WORK INSTRUCTIONS: Each record below should appear again exactly as written.

RECORDS FOR PROCESSING:
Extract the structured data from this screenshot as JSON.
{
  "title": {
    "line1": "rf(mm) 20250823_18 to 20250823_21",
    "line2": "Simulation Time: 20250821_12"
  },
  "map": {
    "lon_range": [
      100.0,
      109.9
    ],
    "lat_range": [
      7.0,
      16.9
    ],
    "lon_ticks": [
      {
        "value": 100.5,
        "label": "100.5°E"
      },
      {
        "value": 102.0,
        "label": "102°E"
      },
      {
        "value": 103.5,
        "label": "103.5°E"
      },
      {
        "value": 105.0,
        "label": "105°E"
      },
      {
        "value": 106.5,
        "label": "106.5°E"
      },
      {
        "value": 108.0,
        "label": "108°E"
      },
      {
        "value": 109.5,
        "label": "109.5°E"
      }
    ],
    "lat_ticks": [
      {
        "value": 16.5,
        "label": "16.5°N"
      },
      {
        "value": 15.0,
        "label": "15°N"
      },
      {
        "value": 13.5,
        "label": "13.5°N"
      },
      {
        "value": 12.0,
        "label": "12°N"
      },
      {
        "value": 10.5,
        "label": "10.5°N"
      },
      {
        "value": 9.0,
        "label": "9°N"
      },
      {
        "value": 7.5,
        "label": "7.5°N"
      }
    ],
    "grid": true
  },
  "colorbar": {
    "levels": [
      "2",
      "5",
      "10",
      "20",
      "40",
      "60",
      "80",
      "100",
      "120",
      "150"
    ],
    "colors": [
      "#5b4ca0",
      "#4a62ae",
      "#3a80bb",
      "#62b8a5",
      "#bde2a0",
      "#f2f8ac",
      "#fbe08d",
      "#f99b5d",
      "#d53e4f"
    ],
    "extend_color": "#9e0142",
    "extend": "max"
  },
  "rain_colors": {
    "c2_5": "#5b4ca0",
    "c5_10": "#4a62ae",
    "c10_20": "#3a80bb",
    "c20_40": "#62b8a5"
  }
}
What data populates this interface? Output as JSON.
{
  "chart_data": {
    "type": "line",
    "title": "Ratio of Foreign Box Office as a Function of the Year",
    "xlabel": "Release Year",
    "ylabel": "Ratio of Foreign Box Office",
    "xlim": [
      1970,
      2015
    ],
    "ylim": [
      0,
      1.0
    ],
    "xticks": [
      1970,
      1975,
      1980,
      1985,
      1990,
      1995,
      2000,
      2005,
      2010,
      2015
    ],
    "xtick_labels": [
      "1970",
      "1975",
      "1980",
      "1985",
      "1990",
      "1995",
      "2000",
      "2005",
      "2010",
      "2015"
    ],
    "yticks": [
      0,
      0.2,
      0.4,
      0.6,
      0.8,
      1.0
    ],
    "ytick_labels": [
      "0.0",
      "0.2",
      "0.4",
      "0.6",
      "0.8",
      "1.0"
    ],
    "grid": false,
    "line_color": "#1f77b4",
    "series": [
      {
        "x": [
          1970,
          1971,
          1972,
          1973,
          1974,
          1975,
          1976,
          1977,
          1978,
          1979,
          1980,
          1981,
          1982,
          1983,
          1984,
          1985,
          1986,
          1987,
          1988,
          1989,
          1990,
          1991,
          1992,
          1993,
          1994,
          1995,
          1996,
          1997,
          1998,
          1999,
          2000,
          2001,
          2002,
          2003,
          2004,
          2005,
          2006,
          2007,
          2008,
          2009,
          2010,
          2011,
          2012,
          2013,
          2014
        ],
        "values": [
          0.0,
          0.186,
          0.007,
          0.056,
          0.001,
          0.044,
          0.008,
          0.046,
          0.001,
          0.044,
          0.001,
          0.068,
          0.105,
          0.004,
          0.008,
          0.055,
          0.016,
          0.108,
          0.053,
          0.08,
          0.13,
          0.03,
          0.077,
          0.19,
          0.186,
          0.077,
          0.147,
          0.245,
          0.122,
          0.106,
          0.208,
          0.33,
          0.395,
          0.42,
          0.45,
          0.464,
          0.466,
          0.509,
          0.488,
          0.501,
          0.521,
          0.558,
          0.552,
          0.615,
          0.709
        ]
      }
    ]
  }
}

REPLY TO THE EXERCISE:
Extract the structured data from this screenshot as JSON.
{
  "title": {
    "line1": "rf(mm) 20250823_18 to 20250823_21",
    "line2": "Simulation Time: 20250821_12"
  },
  "map": {
    "lon_range": [
      100.0,
      109.9
    ],
    "lat_range": [
      7.0,
      16.9
    ],
    "lon_ticks": [
      {
        "value": 100.5,
        "label": "100.5°E"
      },
      {
        "value": 102.0,
        "label": "102°E"
      },
      {
        "value": 103.5,
        "label": "103.5°E"
      },
      {
        "value": 105.0,
        "label": "105°E"
      },
      {
        "value": 106.5,
        "label": "106.5°E"
      },
      {
        "value": 108.0,
        "label": "108°E"
      },
      {
        "value": 109.5,
        "label": "109.5°E"
      }
    ],
    "lat_ticks": [
      {
        "value": 16.5,
        "label": "16.5°N"
      },
      {
        "value": 15.0,
        "label": "15°N"
      },
      {
        "value": 13.5,
        "label": "13.5°N"
      },
      {
        "value": 12.0,
        "label": "12°N"
      },
      {
        "value": 10.5,
        "label": "10.5°N"
      },
      {
        "value": 9.0,
        "label": "9°N"
      },
      {
        "value": 7.5,
        "label": "7.5°N"
      }
    ],
    "grid": true
  },
  "colorbar": {
    "levels": [
      "2",
      "5",
      "10",
      "20",
      "40",
      "60",
      "80",
      "100",
      "120",
      "150"
    ],
    "colors": [
      "#5b4ca0",
      "#4a62ae",
      "#3a80bb",
      "#62b8a5",
      "#bde2a0",
      "#f2f8ac",
      "#fbe08d",
      "#f99b5d",
      "#d53e4f"
    ],
    "extend_color": "#9e0142",
    "extend": "max"
  },
  "rain_colors": {
    "c2_5": "#5b4ca0",
    "c5_10": "#4a62ae",
    "c10_20": "#3a80bb",
    "c20_40": "#62b8a5"
  }
}
What data populates this interface? Output as JSON.
{
  "chart_data": {
    "type": "line",
    "title": "Ratio of Foreign Box Office as a Function of the Year",
    "xlabel": "Release Year",
    "ylabel": "Ratio of Foreign Box Office",
    "xlim": [
      1970,
      2015
    ],
    "ylim": [
      0,
      1.0
    ],
    "xticks": [
      1970,
      1975,
      1980,
      1985,
      1990,
      1995,
      2000,
      2005,
      2010,
      2015
    ],
    "xtick_labels": [
      "1970",
      "1975",
      "1980",
      "1985",
      "1990",
      "1995",
      "2000",
      "2005",
      "2010",
      "2015"
    ],
    "yticks": [
      0,
      0.2,
      0.4,
      0.6,
      0.8,
      1.0
    ],
    "ytick_labels": [
      "0.0",
      "0.2",
      "0.4",
      "0.6",
      "0.8",
      "1.0"
    ],
    "grid": false,
    "line_color": "#1f77b4",
    "series": [
      {
        "x": [
          1970,
          1971,
          1972,
          1973,
          1974,
          1975,
          1976,
          1977,
          1978,
          1979,
          1980,
          1981,
          1982,
          1983,
          1984,
          1985,
          1986,
          1987,
          1988,
          1989,
          1990,
          1991,
          1992,
          1993,
          1994,
          1995,
          1996,
          1997,
          1998,
          1999,
          2000,
          2001,
          2002,
          2003,
          2004,
          2005,
          2006,
          2007,
          2008,
          2009,
          2010,
          2011,
          2012,
          2013,
          2014
        ],
        "values": [
          0.0,
          0.186,
          0.007,
          0.056,
          0.001,
          0.044,
          0.008,
          0.046,
          0.001,
          0.044,
          0.001,
          0.068,
          0.105,
          0.004,
          0.008,
          0.055,
          0.016,
          0.108,
          0.053,
          0.08,
          0.13,
          0.03,
          0.077,
          0.19,
          0.186,
          0.077,
          0.147,
          0.245,
          0.122,
          0.106,
          0.208,
          0.33,
          0.395,
          0.42,
          0.45,
          0.464,
          0.466,
          0.509,
          0.488,
          0.501,
          0.521,
          0.558,
          0.552,
          0.615,
          0.709
        ]
      }
    ]
  }
}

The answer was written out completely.